Extract the text of every entry below exactly; leave images out.

════════

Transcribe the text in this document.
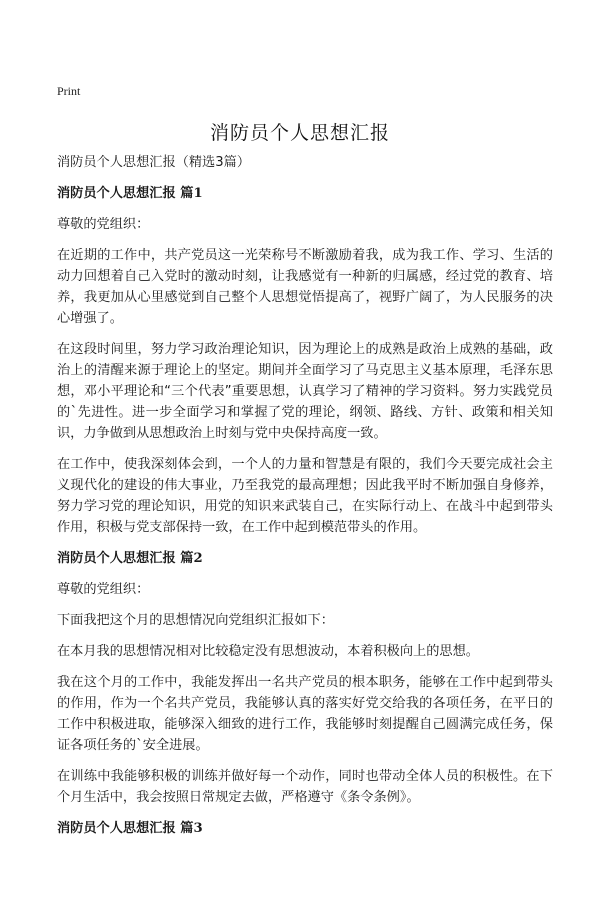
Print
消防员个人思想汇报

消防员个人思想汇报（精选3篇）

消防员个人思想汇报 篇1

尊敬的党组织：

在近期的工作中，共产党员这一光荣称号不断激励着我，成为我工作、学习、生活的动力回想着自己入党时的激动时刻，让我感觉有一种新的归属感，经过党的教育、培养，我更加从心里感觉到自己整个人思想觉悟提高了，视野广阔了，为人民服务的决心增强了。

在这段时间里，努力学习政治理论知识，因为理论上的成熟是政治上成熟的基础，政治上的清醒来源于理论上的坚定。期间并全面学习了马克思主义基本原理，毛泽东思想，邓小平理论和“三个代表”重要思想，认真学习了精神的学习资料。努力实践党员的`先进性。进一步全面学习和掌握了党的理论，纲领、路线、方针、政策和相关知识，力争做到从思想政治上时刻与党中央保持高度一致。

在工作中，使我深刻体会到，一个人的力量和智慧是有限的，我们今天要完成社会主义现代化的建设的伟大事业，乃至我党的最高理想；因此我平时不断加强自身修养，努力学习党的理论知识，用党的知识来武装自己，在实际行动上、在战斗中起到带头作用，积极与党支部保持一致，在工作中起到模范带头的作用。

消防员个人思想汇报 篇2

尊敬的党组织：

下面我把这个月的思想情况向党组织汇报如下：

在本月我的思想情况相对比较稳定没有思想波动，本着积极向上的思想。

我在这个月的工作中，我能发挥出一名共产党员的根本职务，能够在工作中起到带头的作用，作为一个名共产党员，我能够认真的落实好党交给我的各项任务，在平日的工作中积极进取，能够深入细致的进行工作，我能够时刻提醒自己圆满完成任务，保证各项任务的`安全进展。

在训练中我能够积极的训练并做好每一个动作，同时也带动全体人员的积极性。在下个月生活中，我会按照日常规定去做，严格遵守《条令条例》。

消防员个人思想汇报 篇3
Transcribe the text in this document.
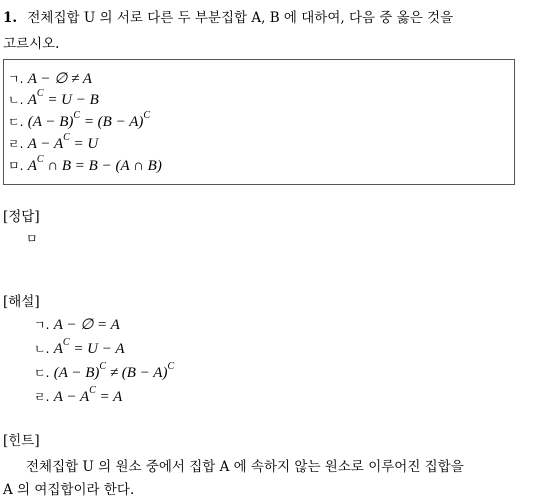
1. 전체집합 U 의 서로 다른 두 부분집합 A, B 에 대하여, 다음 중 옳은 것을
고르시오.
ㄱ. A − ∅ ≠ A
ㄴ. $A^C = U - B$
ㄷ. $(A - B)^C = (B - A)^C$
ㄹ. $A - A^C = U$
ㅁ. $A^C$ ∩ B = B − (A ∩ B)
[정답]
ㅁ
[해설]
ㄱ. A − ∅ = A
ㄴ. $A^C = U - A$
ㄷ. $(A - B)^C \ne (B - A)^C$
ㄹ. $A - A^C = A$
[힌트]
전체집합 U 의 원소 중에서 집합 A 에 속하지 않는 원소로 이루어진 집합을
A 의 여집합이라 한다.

════════

## Written answer
Transcribe the text in this document.
Print
消防员个人思想汇报

消防员个人思想汇报（精选3篇）

消防员个人思想汇报 篇1

尊敬的党组织：

在近期的工作中，共产党员这一光荣称号不断激励着我，成为我工作、学习、生活的动力回想着自己入党时的激动时刻，让我感觉有一种新的归属感，经过党的教育、培养，我更加从心里感觉到自己整个人思想觉悟提高了，视野广阔了，为人民服务的决心增强了。

在这段时间里，努力学习政治理论知识，因为理论上的成熟是政治上成熟的基础，政治上的清醒来源于理论上的坚定。期间并全面学习了马克思主义基本原理，毛泽东思想，邓小平理论和“三个代表”重要思想，认真学习了精神的学习资料。努力实践党员的`先进性。进一步全面学习和掌握了党的理论，纲领、路线、方针、政策和相关知识，力争做到从思想政治上时刻与党中央保持高度一致。

在工作中，使我深刻体会到，一个人的力量和智慧是有限的，我们今天要完成社会主义现代化的建设的伟大事业，乃至我党的最高理想；因此我平时不断加强自身修养，努力学习党的理论知识，用党的知识来武装自己，在实际行动上、在战斗中起到带头作用，积极与党支部保持一致，在工作中起到模范带头的作用。

消防员个人思想汇报 篇2

尊敬的党组织：

下面我把这个月的思想情况向党组织汇报如下：

在本月我的思想情况相对比较稳定没有思想波动，本着积极向上的思想。

我在这个月的工作中，我能发挥出一名共产党员的根本职务，能够在工作中起到带头的作用，作为一个名共产党员，我能够认真的落实好党交给我的各项任务，在平日的工作中积极进取，能够深入细致的进行工作，我能够时刻提醒自己圆满完成任务，保证各项任务的`安全进展。

在训练中我能够积极的训练并做好每一个动作，同时也带动全体人员的积极性。在下个月生活中，我会按照日常规定去做，严格遵守《条令条例》。

消防员个人思想汇报 篇3
Transcribe the text in this document.
1. 전체집합 U 의 서로 다른 두 부분집합 A, B 에 대하여, 다음 중 옳은 것을
고르시오.
ㄱ. A − ∅ ≠ A
ㄴ. $A^C = U - B$
ㄷ. $(A - B)^C = (B - A)^C$
ㄹ. $A - A^C = U$
ㅁ. $A^C$ ∩ B = B − (A ∩ B)
[정답]
ㅁ
[해설]
ㄱ. A − ∅ = A
ㄴ. $A^C = U - A$
ㄷ. $(A - B)^C \ne (B - A)^C$
ㄹ. $A - A^C = A$
[힌트]
전체집합 U 의 원소 중에서 집합 A 에 속하지 않는 원소로 이루어진 집합을
A 의 여집합이라 한다.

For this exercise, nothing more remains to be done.